== WHAT YOU NEED TO DO ==
Work out how many lines of the data hold the string "text", and reply with that number alone.

== SUPPLIED RECORDS ==

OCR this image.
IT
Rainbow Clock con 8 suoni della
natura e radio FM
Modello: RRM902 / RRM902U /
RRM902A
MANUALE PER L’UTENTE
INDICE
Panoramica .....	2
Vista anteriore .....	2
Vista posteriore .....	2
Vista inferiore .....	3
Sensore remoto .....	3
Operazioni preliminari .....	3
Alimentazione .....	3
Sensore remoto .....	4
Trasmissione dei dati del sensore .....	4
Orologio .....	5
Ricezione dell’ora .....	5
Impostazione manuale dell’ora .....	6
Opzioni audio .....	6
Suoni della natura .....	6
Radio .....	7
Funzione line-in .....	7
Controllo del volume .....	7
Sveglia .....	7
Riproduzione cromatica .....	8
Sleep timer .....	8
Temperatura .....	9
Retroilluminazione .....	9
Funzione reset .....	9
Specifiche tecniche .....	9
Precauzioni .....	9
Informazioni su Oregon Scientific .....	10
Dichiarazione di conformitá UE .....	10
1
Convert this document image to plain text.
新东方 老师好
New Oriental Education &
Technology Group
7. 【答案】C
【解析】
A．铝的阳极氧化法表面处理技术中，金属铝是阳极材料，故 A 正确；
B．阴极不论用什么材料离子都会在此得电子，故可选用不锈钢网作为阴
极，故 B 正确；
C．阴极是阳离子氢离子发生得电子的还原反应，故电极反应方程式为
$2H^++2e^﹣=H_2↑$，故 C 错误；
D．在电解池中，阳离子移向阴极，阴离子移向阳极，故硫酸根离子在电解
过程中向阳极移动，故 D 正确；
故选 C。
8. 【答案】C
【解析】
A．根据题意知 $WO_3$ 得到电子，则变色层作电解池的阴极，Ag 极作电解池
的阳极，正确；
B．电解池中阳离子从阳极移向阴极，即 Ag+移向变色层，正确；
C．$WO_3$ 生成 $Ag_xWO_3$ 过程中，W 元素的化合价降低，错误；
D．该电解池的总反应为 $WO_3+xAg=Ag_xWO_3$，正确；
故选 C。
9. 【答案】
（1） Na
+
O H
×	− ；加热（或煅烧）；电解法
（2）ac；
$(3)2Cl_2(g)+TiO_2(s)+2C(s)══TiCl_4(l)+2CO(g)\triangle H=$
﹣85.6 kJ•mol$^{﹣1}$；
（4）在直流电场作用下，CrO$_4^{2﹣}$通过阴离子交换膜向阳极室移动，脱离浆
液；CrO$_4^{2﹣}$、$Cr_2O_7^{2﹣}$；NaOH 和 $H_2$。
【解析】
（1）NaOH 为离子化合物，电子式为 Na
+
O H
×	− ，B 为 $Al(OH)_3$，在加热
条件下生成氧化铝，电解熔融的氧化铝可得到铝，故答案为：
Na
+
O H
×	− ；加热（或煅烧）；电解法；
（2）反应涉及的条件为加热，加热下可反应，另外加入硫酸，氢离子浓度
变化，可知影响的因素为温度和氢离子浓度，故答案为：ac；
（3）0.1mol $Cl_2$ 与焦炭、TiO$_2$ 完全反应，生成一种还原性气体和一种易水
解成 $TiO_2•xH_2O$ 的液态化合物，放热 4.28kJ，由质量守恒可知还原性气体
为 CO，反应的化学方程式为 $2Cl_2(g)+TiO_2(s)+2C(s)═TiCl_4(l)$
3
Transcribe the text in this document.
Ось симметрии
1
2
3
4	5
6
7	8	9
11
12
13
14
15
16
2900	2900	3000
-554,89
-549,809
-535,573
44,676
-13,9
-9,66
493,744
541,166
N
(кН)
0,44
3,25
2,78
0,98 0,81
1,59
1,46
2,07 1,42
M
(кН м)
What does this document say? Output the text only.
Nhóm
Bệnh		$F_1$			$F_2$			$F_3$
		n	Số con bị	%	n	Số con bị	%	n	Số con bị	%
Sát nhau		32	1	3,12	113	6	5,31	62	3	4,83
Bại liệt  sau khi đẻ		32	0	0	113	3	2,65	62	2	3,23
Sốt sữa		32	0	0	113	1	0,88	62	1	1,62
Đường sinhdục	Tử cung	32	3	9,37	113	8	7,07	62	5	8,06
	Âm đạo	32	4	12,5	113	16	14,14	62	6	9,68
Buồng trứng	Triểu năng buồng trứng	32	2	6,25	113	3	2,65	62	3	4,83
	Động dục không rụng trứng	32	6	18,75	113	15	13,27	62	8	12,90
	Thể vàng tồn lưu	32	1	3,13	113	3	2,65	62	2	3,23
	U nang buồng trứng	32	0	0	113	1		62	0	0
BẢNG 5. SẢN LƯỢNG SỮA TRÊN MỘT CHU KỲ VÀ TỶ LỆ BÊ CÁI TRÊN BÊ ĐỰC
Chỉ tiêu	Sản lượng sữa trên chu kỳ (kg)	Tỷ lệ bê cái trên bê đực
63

== COMPLETED TASK ==
3